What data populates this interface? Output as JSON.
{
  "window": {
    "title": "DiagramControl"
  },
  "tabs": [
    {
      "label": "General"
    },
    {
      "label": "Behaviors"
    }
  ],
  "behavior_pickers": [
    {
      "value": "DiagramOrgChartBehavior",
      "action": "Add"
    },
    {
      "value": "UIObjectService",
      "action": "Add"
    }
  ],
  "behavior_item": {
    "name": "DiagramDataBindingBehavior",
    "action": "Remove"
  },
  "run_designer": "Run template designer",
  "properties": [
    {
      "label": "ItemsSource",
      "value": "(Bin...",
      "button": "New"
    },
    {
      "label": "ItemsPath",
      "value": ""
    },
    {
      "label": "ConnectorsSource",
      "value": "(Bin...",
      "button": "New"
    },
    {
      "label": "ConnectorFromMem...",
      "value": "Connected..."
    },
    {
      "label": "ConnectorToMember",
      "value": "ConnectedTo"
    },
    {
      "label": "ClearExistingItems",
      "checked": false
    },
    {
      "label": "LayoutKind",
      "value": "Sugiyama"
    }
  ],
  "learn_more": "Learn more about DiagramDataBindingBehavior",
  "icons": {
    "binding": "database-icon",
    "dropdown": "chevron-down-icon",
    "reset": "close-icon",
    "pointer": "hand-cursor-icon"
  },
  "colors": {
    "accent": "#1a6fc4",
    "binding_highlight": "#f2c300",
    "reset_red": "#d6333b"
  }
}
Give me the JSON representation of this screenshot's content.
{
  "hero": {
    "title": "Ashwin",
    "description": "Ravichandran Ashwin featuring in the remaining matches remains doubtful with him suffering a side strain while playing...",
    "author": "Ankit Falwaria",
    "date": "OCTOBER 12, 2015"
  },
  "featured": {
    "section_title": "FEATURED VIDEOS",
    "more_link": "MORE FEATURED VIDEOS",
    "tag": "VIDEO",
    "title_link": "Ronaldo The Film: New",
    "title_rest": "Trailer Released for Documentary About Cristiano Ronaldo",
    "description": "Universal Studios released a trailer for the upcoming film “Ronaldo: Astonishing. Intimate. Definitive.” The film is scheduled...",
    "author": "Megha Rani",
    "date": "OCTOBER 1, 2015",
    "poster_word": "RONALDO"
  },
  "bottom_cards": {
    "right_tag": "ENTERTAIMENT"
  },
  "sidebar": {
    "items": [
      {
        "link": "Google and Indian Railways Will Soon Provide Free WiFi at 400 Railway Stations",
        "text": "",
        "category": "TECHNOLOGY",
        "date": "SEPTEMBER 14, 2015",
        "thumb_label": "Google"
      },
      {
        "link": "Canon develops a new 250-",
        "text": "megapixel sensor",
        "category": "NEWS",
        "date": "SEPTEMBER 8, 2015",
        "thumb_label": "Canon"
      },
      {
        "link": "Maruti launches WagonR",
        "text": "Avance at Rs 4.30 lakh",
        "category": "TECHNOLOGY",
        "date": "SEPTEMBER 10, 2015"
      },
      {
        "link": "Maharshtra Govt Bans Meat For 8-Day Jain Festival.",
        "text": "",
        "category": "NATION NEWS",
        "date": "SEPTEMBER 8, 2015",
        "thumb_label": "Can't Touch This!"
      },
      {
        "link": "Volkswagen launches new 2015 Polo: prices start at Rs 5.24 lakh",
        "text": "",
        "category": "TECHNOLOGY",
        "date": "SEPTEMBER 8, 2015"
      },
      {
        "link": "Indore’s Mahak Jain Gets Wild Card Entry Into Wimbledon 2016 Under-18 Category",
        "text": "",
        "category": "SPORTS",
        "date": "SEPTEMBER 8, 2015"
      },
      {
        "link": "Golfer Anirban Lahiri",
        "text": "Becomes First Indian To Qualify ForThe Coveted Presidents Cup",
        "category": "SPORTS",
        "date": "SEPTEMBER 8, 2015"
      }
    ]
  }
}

——

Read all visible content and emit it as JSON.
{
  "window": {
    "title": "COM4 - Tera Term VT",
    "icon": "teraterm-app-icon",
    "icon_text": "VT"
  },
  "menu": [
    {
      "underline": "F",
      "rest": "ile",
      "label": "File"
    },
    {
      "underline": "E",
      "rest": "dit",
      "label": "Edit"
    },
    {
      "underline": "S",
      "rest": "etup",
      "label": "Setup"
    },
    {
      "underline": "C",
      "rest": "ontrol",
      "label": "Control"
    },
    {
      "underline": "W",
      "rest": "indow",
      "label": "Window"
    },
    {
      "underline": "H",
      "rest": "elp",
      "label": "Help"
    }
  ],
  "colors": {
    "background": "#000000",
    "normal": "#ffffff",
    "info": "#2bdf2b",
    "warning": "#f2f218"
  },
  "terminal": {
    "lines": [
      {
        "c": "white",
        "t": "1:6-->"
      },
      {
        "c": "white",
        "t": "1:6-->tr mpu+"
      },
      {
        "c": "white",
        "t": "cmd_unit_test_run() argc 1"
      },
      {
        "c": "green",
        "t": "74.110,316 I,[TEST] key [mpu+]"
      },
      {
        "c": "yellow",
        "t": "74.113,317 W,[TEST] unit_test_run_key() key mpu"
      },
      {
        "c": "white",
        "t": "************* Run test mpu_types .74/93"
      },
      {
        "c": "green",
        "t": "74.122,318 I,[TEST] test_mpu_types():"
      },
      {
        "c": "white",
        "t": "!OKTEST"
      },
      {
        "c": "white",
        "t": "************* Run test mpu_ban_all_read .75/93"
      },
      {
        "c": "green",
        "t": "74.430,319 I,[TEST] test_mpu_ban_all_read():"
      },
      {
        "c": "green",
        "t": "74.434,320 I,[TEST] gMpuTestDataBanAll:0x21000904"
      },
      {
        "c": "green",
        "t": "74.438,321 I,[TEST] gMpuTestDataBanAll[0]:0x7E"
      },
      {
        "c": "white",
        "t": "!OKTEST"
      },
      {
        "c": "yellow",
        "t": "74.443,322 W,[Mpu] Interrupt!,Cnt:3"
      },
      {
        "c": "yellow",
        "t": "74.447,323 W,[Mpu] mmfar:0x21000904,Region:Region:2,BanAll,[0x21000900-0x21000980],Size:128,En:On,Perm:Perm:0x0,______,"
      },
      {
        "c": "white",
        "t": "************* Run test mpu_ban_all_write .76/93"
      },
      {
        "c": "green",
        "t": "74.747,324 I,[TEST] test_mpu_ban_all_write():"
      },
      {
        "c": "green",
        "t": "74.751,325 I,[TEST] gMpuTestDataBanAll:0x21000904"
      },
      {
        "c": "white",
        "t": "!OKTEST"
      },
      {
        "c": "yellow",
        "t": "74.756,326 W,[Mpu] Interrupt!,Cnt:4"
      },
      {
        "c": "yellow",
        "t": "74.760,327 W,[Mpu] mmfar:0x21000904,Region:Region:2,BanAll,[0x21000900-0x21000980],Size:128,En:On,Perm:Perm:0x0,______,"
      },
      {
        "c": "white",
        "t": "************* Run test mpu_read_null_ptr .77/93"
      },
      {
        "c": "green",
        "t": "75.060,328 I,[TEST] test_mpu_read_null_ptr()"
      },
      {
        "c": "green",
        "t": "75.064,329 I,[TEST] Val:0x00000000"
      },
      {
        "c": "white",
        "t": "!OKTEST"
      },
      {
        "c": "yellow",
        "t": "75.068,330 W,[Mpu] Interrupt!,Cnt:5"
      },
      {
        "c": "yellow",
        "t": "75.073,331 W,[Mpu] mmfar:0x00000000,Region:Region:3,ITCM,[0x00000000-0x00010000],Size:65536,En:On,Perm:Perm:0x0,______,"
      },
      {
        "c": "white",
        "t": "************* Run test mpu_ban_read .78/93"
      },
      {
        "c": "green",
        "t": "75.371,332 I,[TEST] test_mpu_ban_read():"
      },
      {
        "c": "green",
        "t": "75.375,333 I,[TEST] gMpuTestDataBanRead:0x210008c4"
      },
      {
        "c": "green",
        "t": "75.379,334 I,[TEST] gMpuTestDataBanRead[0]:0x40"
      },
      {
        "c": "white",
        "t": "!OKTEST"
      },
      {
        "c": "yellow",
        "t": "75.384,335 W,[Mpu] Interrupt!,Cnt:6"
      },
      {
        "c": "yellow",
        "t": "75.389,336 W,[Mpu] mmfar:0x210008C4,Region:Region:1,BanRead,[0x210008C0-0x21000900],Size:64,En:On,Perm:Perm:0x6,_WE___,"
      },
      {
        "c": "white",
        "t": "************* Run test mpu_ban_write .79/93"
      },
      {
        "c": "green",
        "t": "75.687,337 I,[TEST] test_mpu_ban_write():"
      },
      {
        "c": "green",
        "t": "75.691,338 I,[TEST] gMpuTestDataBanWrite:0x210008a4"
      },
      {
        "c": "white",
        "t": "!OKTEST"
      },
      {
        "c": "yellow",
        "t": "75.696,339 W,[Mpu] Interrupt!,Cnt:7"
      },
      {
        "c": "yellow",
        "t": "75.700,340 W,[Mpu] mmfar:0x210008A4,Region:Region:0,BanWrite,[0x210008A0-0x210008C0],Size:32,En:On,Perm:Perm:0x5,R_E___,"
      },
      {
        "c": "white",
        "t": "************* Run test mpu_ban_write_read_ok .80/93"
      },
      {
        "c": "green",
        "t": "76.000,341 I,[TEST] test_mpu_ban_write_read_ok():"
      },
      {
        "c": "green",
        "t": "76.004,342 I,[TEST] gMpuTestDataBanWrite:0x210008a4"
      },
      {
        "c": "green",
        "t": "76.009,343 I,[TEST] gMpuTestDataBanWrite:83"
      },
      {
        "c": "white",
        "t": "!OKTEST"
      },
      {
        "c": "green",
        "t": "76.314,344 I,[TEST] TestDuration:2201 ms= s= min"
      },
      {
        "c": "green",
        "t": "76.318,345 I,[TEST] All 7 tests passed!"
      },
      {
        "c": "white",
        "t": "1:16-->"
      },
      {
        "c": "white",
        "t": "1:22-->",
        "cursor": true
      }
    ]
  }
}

——

* Exercise directions: Find every line above that contains the word "DiagramDataBindingBehavior", and return each one.

* The response:
    "name": "DiagramDataBindingBehavior",
  "learn_more": "Learn more about DiagramDataBindingBehavior",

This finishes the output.